++++ Supplied records

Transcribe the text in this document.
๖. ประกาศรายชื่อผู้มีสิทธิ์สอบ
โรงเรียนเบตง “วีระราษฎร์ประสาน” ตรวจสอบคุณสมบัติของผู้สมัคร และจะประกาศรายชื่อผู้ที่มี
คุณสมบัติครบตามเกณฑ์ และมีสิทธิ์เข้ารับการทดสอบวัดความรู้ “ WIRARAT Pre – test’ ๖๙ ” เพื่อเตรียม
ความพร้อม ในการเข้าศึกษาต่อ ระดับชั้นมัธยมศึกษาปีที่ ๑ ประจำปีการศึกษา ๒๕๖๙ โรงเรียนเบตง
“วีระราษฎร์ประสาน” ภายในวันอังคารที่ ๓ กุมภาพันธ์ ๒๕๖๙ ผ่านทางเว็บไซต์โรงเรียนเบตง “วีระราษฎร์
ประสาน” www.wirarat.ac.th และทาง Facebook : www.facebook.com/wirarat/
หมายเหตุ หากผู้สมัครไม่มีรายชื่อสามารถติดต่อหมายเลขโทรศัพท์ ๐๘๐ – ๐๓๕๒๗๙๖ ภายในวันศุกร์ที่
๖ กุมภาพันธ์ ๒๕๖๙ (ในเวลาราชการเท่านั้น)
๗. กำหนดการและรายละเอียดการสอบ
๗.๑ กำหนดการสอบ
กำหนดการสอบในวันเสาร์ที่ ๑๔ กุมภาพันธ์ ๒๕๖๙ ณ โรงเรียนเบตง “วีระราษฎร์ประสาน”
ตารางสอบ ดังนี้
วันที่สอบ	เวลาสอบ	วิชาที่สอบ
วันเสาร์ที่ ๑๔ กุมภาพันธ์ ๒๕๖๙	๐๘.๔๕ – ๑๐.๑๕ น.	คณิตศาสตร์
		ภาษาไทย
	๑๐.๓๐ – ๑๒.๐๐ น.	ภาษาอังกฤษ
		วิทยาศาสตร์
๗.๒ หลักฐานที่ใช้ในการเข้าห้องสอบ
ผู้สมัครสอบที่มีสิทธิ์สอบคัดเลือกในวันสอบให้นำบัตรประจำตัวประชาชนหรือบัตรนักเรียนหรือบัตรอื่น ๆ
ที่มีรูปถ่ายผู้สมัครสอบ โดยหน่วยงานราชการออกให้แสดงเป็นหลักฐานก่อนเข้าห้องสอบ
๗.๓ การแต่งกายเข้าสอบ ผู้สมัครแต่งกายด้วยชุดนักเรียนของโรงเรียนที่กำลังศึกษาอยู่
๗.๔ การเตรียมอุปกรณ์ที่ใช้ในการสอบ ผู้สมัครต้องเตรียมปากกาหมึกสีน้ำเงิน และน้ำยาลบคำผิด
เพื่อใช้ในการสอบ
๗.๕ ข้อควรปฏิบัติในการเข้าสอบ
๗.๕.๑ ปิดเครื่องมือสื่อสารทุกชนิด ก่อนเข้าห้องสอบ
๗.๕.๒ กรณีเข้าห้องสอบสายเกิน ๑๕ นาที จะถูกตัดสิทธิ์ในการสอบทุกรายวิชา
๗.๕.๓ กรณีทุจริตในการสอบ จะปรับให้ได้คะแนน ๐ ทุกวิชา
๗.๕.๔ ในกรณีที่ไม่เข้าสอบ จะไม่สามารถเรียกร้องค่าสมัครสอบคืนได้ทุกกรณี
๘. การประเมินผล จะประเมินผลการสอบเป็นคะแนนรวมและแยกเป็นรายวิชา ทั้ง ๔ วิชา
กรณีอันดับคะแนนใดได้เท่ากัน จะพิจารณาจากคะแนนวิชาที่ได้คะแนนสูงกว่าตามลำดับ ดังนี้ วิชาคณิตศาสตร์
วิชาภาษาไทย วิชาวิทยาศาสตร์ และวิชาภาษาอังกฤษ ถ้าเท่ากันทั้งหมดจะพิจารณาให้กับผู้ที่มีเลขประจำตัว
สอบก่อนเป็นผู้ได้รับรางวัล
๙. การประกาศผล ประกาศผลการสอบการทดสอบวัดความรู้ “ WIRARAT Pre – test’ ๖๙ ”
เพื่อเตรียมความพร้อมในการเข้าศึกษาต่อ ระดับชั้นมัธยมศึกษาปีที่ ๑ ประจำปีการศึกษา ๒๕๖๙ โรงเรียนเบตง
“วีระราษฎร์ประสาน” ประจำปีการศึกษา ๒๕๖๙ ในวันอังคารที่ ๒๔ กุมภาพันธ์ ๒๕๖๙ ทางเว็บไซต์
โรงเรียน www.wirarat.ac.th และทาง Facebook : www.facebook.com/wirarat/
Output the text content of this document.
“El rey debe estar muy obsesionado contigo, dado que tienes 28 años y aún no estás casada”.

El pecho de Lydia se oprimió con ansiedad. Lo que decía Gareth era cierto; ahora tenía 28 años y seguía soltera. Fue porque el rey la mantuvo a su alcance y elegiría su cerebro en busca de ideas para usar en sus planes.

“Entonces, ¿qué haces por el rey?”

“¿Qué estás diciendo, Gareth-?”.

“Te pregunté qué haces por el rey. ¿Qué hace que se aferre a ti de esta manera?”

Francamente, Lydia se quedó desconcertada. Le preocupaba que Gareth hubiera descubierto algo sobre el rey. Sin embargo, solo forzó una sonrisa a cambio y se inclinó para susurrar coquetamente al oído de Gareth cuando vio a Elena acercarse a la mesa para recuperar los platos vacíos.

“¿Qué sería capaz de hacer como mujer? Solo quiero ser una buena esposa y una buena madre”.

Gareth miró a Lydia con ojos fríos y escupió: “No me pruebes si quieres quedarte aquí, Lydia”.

++++++++
++++ Supplied records

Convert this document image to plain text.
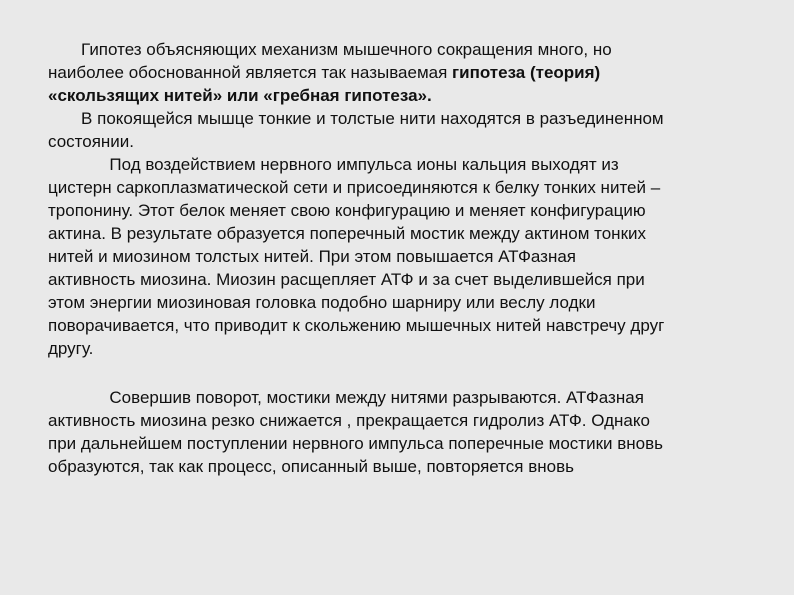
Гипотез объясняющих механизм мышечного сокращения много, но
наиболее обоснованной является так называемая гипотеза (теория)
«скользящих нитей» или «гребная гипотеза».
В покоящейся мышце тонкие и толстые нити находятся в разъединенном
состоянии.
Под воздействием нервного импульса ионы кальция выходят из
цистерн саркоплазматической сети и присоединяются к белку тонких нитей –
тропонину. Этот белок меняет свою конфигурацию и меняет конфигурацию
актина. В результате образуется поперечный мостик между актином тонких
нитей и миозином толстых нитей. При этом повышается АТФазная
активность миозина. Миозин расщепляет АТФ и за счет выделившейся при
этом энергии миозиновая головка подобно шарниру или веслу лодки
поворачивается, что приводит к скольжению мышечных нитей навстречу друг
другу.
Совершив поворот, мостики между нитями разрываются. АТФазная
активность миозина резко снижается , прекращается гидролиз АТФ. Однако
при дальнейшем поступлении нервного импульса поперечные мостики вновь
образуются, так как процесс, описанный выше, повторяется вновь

++++++++

> Exercise objective
Identify each line holding the string "ทยาศาสตร", and copy it out.

> Exercise solution
		วิทยาศาสตร์
วิชาภาษาไทย วิชาวิทยาศาสตร์ และวิชาภาษาอังกฤษ ถ้าเท่ากันทั้งหมดจะพิจารณาให้กับผู้ที่มีเลขประจำตัว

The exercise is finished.